══ Kutipan ══
Apakah anda sudah “gila” sehingga ingin membuka bisnis restoran di pinggir pantai, jauh dari pusat kota pula? Pertanyaan ini yang kerap dikenang oleh Susanto, pemilik Resoran Bamboo House, bila bertutur tentang terobosan yang dilakukannya 21 tahun yang lalu, tepatnya Tahun 1986.
Sahabat dan sanak saudaranya hampir-hampir tidak percaya kalau Susanto mau membuka bisnis restoran di pinggir kota. Lumrah saja bila pertanyaan yang “menyakitkan” ini diajukan kepada Susanto pada awal-awal dia merintis usaha restorannya di Desa Fodo, Laowömaru. (Alamat lengkap: Bamboo House, Jl. Arah Pelud Binaka, Laowömaru, Desa Fodo, Gunung Sitoli. Telp. 22326)
Pada masa-masa tersebut, kenang Susanto, bisnis restoran di Kota Gunung Sitoli mengalami “stagnant” sehingga pria yang beristri Hartati Zebua ini mencoba “memutar otak” dan mencari terobosan baru dalam menjalankan bisnis restoran di Pulau Nias.
═══
══ Data yang Diberikan ══
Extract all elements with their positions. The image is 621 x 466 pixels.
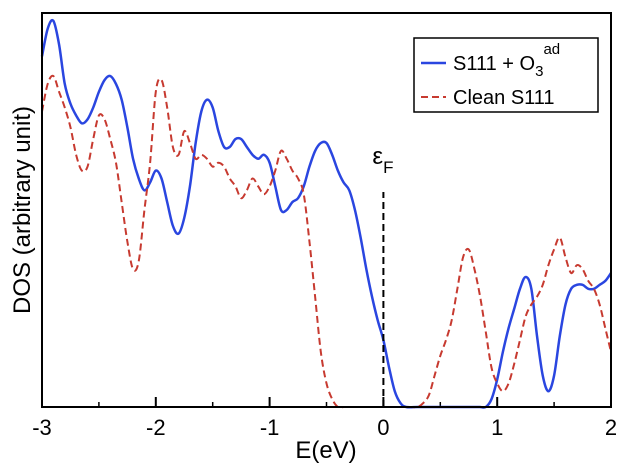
═══
> [Soal Latihan]
1. Menurut kutipan tentang restoran Bamboo House, pada tahun berapa Susanto mulai membuka bisnis restorannya?
2. Teruskan kutipan tentang restoran Bamboo House dari kalimat terakhir yang ditampilkan.

> [Jawaban yang Diharapkan]
1. Tahun 1986.

2.
Susanto berkeyakinan bahwa tempat makan di luar kota yang berdekatan dengan tempat rekreasi pasti dibutuhkan oleh masyarakat Gunung Sitoli yang ingin mencari suasana rileks di luar rutinitas mereka sehari-hari. Dan pada saat itu, tempat makan yang memenuhi kriteria Susanto belum ada di Nias, khususnya di Gunung Sitoli. Peluang inilah yang kemudian “dibidik” oleh Susanto. Meskipun beberapa kalangan dekatnya meragukan hal ini, Susanto jalan terus mencoba meraih mimpinya.
Sewa Tempat dengan Botol Bekas
Kendala modal adalah hal jamak yang dihadapi oleh pebisnis dalam memulai usaha. Tidak jarang di antara pelaku bisnis, khususnya pemula, sering “merengek ke kiri dan/atau ke kanan” dalam mengumpulkan modal. Tapi tindakan ini tidak dilakukan oleh Susanto. Ia menyiasati kekurangan modalnya dengan kreatifitas!
Metode penyewaan tempat usaha dengan Botol Bekas adalah salah satu contohnya. ”Waktu awal-awal tempat ini bukan milik saya, saya menyewanya dengan menyerahkan semua botol bekas minuman pelanggan kepada pemilik tempat usaha”, ungkap Susanto. “Dan setelah saya hitung-hitung, ternyata, nilai botol bekas tersebut bisa mencapai satu juta rupiah per bulan pada saat itu”, lanjutnya pula.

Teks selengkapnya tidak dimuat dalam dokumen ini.